──────── SOURCE MATERIAL ────────
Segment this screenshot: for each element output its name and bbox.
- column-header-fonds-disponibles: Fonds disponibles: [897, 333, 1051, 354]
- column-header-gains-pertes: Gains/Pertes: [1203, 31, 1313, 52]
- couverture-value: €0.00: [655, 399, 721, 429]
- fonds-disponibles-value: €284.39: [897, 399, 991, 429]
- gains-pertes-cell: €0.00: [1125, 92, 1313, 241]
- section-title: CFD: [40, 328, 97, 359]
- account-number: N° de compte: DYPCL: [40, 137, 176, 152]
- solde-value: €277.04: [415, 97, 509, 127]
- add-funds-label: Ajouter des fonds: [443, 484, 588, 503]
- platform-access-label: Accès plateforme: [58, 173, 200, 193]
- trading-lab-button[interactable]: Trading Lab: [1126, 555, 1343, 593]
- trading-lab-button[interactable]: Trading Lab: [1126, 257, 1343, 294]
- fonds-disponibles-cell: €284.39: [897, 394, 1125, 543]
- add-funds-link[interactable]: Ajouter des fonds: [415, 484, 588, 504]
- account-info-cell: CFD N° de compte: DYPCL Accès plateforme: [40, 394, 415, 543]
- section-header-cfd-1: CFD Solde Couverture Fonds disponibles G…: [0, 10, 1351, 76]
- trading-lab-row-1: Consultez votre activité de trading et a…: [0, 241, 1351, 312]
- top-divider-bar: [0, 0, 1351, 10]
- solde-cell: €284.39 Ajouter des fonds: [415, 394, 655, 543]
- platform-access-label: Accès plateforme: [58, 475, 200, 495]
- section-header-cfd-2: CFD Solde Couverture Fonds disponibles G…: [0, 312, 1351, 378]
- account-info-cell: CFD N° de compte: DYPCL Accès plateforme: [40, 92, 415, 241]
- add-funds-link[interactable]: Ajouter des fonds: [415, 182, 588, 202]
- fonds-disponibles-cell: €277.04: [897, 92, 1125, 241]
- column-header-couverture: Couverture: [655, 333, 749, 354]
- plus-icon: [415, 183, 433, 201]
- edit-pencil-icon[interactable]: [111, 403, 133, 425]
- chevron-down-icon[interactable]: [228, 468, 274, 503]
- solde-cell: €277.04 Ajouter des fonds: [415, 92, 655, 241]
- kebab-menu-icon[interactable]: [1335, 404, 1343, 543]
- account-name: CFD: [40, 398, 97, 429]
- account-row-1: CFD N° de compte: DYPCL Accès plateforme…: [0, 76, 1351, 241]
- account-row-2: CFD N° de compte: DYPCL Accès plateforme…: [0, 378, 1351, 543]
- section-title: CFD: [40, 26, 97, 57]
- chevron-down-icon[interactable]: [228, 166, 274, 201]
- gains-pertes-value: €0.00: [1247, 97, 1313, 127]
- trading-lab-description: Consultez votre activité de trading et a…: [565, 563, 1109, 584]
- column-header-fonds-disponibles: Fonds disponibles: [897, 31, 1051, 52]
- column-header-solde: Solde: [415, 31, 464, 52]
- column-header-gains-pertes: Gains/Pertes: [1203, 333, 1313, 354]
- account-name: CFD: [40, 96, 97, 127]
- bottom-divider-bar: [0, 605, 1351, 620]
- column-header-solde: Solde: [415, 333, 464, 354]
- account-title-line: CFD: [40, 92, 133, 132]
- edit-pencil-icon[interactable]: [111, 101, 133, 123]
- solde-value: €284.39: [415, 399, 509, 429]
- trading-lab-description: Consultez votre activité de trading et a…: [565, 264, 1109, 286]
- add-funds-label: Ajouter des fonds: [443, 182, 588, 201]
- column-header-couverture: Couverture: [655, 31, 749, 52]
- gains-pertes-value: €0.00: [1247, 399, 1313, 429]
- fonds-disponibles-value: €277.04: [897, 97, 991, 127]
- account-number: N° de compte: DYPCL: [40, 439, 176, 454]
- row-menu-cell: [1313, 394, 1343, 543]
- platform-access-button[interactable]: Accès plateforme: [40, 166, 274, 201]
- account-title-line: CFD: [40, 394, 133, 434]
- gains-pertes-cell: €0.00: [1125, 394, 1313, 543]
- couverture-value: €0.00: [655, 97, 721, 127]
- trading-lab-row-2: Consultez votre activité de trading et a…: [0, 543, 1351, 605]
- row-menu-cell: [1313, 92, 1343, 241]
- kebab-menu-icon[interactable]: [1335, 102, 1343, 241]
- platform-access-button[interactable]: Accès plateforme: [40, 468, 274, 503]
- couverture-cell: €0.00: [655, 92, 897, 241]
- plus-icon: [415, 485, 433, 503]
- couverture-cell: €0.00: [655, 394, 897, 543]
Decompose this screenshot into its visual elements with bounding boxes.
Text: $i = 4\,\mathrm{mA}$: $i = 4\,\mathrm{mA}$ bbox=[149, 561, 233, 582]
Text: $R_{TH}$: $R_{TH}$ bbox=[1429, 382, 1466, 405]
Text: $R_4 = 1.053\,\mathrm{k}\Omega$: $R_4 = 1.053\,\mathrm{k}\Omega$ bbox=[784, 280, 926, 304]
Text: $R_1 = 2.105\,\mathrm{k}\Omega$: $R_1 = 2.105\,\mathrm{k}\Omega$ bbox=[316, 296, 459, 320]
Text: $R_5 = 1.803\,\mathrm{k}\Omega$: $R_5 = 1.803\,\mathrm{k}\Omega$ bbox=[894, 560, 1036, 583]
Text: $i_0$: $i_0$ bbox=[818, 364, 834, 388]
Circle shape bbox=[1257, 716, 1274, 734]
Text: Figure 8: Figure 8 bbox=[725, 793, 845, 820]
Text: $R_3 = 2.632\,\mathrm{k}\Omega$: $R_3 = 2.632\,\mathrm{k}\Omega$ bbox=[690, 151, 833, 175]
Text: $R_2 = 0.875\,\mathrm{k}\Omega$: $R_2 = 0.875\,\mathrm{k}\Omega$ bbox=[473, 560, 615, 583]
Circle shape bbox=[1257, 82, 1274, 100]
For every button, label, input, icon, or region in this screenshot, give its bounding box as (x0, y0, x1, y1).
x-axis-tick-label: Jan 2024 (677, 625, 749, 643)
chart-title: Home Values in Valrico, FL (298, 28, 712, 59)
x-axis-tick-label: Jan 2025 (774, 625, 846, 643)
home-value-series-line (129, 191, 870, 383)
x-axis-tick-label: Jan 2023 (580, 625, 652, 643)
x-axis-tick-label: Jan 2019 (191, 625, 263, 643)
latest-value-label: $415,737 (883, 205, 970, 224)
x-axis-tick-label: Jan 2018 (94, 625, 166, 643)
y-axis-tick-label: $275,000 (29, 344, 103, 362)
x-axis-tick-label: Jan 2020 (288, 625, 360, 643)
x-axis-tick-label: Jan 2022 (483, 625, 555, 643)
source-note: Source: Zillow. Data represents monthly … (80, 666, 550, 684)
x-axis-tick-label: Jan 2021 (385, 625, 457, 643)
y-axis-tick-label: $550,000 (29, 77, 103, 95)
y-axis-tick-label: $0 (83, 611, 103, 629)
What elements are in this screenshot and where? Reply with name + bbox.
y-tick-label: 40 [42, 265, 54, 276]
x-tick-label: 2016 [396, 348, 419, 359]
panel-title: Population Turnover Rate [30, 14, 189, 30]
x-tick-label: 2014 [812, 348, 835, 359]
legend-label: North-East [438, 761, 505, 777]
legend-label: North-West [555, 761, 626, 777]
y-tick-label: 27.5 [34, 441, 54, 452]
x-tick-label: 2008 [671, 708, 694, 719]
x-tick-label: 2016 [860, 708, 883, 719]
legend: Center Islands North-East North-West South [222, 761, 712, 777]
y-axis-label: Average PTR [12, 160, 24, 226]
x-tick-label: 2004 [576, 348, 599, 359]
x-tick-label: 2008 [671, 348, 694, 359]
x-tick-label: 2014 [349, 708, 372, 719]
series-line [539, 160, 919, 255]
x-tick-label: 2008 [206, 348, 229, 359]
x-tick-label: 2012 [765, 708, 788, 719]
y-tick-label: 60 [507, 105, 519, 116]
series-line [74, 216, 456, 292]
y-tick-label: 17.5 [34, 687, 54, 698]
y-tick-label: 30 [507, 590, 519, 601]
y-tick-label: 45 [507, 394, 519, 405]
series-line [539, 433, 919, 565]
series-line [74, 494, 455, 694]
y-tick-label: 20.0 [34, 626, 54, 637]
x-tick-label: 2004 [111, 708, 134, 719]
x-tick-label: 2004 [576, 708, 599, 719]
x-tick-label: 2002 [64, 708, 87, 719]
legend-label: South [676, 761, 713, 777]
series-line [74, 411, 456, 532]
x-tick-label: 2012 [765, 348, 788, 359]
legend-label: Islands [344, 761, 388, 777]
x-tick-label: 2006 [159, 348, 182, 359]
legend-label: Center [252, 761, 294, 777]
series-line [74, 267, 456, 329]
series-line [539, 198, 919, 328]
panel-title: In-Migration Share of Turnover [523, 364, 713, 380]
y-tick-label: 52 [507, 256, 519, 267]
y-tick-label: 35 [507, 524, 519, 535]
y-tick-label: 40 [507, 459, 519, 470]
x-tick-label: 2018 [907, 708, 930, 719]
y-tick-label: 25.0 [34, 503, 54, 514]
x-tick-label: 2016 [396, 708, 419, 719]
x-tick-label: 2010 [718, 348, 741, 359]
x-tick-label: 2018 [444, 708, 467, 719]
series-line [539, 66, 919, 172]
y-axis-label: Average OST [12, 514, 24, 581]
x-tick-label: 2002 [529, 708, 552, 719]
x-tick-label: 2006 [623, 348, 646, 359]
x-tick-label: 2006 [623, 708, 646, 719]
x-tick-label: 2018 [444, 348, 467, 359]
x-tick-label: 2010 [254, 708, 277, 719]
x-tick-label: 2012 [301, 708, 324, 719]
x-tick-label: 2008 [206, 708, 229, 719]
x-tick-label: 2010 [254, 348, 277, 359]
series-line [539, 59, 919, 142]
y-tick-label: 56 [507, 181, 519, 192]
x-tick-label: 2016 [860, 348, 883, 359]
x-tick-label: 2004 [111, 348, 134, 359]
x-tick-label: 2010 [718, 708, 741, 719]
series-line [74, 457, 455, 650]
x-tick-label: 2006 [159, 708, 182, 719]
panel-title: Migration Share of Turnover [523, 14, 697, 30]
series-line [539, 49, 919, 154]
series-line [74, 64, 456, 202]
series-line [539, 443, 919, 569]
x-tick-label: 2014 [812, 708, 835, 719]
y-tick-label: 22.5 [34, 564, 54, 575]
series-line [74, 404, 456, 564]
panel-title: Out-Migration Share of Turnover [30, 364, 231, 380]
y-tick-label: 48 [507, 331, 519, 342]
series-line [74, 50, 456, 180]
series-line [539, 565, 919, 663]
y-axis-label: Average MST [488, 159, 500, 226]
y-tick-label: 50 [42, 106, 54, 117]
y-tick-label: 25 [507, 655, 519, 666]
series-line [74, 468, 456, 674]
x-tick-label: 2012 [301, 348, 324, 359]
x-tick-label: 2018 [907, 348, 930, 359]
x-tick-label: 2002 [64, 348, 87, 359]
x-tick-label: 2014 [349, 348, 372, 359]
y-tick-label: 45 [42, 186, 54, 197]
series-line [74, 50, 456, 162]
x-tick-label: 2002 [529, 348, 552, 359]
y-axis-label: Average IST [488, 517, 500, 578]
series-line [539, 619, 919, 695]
────────
» **PROBLEM**
Rewrite the part of the records above that runs from the first line through the line containing "- add-funds-label: Ajouter des fonds: [443, 484, 588, 503]" as a Markdown table with the columns Row and Record line. Give each line its own row number and leave out any blank lines.

» **THE RESPONSE**
| Row | Record line |
|---|---|
| 1 | Segment this screenshot: for each element output its name and bbox. |
| 2 | - column-header-fonds-disponibles: Fonds disponibles: [897, 333, 1051, 354] |
| 3 | - column-header-gains-pertes: Gains/Pertes: [1203, 31, 1313, 52] |
| 4 | - couverture-value: €0.00: [655, 399, 721, 429] |
| 5 | - fonds-disponibles-value: €284.39: [897, 399, 991, 429] |
| 6 | - gains-pertes-cell: €0.00: [1125, 92, 1313, 241] |
| 7 | - section-title: CFD: [40, 328, 97, 359] |
| 8 | - account-number: N° de compte: DYPCL: [40, 137, 176, 152] |
| 9 | - solde-value: €277.04: [415, 97, 509, 127] |
| 10 | - add-funds-label: Ajouter des fonds: [443, 484, 588, 503] |